TASK MATERIAL
## begin

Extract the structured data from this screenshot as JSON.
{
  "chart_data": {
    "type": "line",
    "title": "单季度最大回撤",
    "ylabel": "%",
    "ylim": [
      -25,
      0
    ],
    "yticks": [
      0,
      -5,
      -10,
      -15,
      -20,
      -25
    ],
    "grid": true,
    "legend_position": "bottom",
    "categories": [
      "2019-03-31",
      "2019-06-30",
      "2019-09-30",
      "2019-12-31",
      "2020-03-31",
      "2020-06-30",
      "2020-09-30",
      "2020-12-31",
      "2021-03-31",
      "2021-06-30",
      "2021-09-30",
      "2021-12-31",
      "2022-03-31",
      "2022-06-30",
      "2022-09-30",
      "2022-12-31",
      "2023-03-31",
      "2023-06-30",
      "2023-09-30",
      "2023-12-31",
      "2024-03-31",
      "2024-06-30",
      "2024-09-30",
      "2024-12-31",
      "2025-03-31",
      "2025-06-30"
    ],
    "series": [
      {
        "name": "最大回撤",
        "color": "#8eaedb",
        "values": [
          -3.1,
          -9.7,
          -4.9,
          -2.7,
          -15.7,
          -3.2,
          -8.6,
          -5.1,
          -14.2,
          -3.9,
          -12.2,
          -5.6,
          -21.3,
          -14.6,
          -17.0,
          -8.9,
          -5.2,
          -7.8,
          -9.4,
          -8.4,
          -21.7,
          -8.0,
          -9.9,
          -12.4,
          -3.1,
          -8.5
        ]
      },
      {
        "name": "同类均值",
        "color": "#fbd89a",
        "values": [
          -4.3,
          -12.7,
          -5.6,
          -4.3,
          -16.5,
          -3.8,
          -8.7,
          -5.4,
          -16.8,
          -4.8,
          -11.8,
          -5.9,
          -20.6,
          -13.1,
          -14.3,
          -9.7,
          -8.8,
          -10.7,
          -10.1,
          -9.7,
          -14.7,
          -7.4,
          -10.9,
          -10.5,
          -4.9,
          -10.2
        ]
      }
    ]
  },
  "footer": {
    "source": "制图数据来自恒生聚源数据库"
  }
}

## end
## begin

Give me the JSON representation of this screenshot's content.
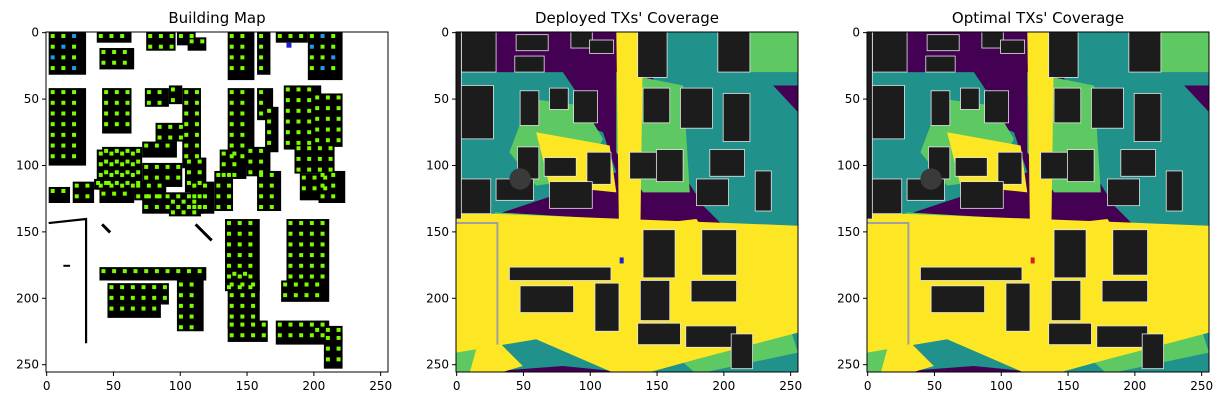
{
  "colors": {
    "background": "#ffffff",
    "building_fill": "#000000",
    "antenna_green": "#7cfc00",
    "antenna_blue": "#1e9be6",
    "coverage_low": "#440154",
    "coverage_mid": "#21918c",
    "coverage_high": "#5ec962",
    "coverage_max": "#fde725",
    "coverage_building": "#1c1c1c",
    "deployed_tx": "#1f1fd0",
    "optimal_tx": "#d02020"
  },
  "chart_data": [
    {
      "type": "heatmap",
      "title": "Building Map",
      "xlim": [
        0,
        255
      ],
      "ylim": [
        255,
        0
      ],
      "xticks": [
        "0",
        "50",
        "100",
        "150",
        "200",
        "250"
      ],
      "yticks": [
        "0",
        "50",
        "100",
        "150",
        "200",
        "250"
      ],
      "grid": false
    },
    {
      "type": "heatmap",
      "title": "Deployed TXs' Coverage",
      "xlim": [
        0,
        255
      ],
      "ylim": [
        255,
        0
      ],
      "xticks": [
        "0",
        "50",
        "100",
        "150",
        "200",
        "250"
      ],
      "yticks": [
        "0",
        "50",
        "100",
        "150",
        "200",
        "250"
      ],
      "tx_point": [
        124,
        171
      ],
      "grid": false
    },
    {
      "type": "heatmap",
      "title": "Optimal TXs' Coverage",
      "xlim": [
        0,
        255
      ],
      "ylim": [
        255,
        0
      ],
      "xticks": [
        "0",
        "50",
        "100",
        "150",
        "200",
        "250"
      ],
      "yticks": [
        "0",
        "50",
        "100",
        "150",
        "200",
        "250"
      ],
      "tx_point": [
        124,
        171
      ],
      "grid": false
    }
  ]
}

## end

GIVEN INSTRUCTION
List each line of the records that holds the string "title".

CORRECT RESPONSE
    "title": "单季度最大回撤",
      "title": "Building Map",
      "title": "Deployed TXs' Coverage",
      "title": "Optimal TXs' Coverage",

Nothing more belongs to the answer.